# Task prompt:
From the listing below, pull out the lines that hold "content".

--- Material ---

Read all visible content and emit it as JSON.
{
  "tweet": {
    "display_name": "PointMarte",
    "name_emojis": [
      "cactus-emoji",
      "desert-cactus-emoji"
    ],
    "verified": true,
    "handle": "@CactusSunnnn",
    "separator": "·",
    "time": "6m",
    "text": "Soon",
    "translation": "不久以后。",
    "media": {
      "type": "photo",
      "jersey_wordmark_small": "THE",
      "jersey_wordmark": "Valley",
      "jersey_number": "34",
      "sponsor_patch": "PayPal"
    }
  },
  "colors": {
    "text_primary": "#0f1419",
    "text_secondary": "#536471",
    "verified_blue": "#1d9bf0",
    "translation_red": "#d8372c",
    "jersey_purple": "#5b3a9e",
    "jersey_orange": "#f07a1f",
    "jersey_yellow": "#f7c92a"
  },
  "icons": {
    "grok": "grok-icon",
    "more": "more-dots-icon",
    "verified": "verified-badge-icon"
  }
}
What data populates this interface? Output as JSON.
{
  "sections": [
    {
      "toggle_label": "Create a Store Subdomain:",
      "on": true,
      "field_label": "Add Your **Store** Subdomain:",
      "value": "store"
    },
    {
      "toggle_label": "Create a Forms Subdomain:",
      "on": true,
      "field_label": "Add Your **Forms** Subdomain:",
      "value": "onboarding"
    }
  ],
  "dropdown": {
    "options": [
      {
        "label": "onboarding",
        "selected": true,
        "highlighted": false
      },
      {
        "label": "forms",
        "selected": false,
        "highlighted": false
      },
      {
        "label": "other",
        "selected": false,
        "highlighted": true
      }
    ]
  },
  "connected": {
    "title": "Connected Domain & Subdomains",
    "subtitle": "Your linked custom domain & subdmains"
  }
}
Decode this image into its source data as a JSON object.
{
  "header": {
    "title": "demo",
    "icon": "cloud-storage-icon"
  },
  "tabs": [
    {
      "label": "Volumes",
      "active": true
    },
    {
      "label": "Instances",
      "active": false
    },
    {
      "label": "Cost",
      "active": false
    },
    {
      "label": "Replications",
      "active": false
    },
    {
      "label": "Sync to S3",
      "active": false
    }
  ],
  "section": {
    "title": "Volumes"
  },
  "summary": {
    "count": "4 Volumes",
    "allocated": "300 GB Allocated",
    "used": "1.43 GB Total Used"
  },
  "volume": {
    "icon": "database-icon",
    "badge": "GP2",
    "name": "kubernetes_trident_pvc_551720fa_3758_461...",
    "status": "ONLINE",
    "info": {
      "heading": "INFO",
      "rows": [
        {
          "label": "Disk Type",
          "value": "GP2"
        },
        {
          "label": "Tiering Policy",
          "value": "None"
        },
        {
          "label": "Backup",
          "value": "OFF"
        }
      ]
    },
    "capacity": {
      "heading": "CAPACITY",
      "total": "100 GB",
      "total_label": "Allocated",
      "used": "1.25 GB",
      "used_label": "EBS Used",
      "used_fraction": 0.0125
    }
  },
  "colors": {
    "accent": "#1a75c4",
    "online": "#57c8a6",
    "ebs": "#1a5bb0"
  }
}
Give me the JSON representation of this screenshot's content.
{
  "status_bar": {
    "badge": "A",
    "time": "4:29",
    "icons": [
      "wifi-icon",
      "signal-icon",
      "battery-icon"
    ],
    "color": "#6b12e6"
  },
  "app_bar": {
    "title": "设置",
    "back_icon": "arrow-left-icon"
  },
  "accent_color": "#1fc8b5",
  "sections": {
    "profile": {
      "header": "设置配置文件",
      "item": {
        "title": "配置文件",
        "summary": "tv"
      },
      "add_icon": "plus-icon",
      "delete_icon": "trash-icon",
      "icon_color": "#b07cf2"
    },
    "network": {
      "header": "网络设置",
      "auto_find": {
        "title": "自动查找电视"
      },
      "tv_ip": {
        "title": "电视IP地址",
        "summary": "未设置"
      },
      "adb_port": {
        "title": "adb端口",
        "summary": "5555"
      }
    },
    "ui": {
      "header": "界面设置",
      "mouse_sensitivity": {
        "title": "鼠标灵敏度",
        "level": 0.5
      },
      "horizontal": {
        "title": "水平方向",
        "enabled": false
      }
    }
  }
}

---

# Task output:
Read all visible content and emit it as JSON.
Give me the JSON representation of this screenshot's content.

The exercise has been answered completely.